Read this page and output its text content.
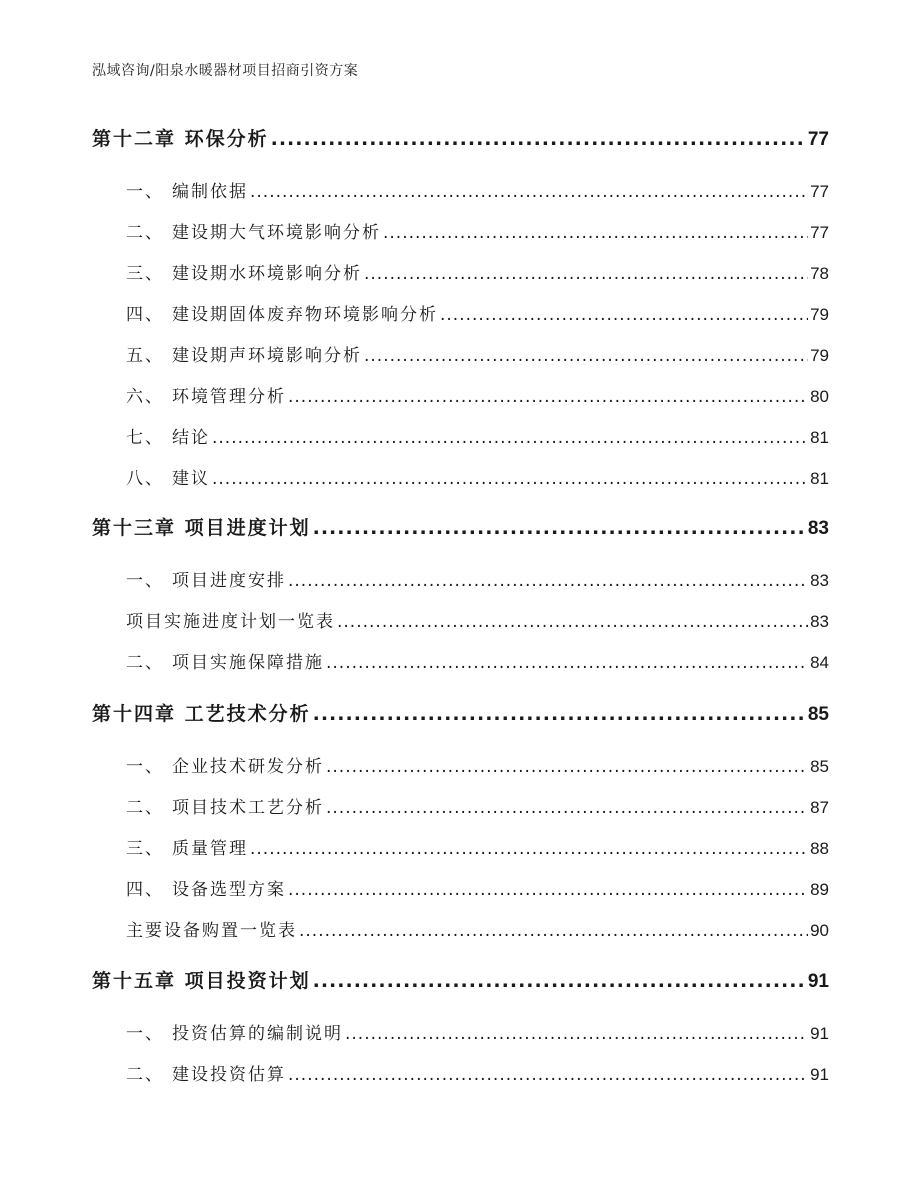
泓域咨询/阳泉水暖器材项目招商引资方案
第十二章 环保分析 .....	77
一、 编制依据 .....	77
二、 建设期大气环境影响分析 .....	77
三、 建设期水环境影响分析 .....	78
四、 建设期固体废弃物环境影响分析 .....	79
五、 建设期声环境影响分析 .....	79
六、 环境管理分析 .....	80
七、 结论 .....	81
八、 建议 .....	81
第十三章 项目进度计划 .....	83
一、 项目进度安排 .....	83
项目实施进度计划一览表 .....	83
二、 项目实施保障措施 .....	84
第十四章 工艺技术分析 .....	85
一、 企业技术研发分析 .....	85
二、 项目技术工艺分析 .....	87
三、 质量管理 .....	88
四、 设备选型方案 .....	89
主要设备购置一览表 .....	90
第十五章 项目投资计划 .....	91
一、 投资估算的编制说明 .....	91
二、 建设投资估算 .....	91
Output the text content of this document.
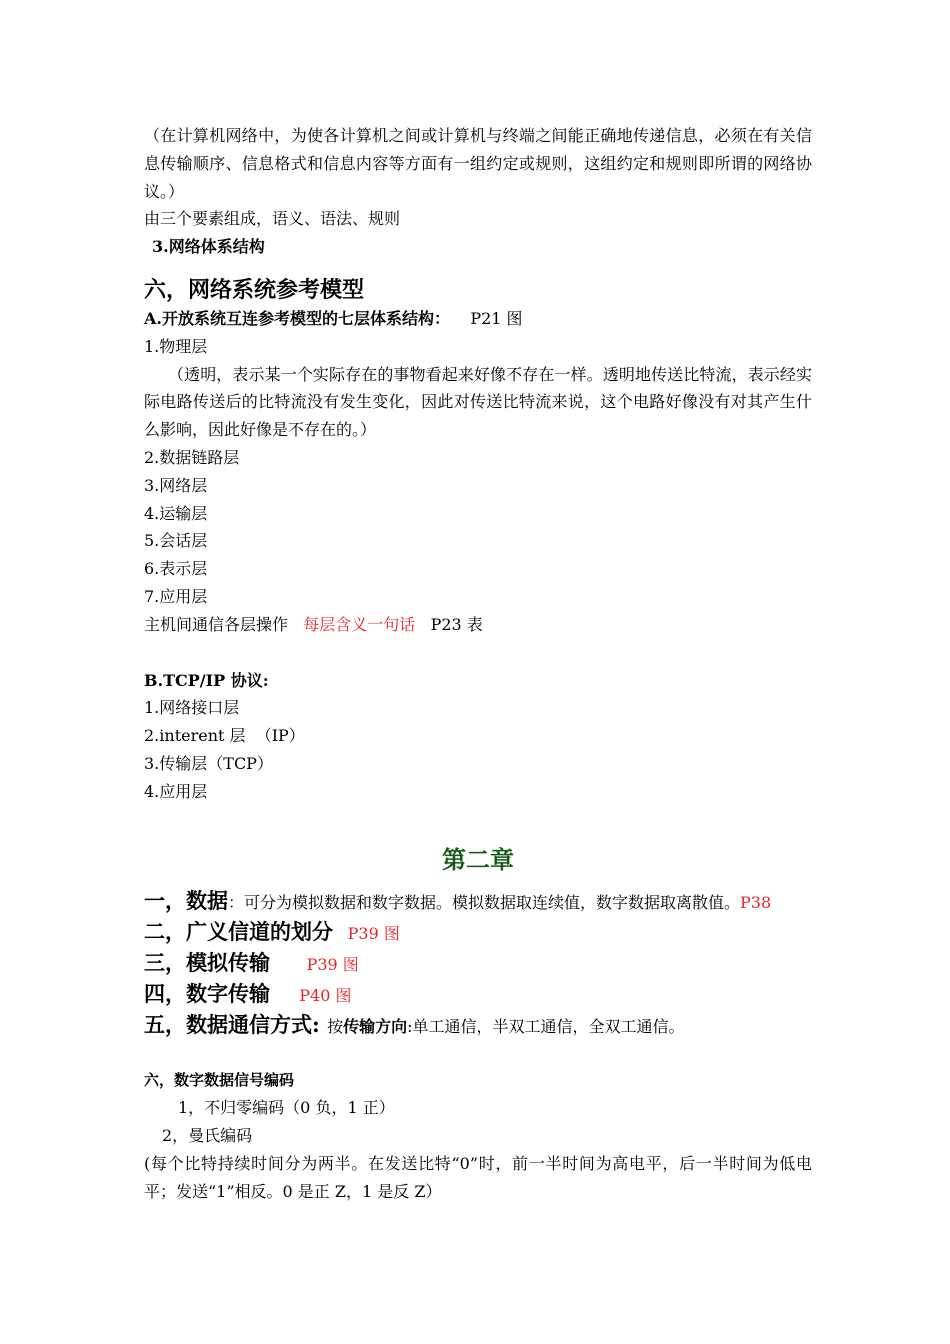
（在计算机网络中，为使各计算机之间或计算机与终端之间能正确地传递信息，必须在有关信息传输顺序、信息格式和信息内容等方面有一组约定或规则，这组约定和规则即所谓的网络协议。）

由三个要素组成，语义、语法、规则

3.网络体系结构

六，网络系统参考模型

A.开放系统互连参考模型的七层体系结构： P21 图

1.物理层

（透明，表示某一个实际存在的事物看起来好像不存在一样。透明地传送比特流，表示经实际电路传送后的比特流没有发生变化，因此对传送比特流来说，这个电路好像没有对其产生什么影响，因此好像是不存在的。）

2.数据链路层

3.网络层

4.运输层

5.会话层

6.表示层

7.应用层

主机间通信各层操作 每层含义一句话 P23 表

B.TCP/IP 协议:

1.网络接口层

2.interent 层  （IP）

3.传输层（TCP）

4.应用层

第二章

一，数据：可分为模拟数据和数字数据。模拟数据取连续值，数字数据取离散值。P38

二，广义信道的划分 P39 图

三，模拟传输 P39 图

四，数字传输 P40 图

五，数据通信方式: 按传输方向:单工通信，半双工通信，全双工通信。

六，数字数据信号编码

1，不归零编码（0 负，1 正）

2，曼氏编码

(每个比特持续时间分为两半。在发送比特“0”时，前一半时间为高电平，后一半时间为低电平；发送“1”相反。0 是正 Z，1 是反 Z）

━━━━━━━━━━━━━━━━━━━━

What is being asked: Collect every line above that contains the word "text".

Written response:
Read this page and output its text content.
Output the text content of this document.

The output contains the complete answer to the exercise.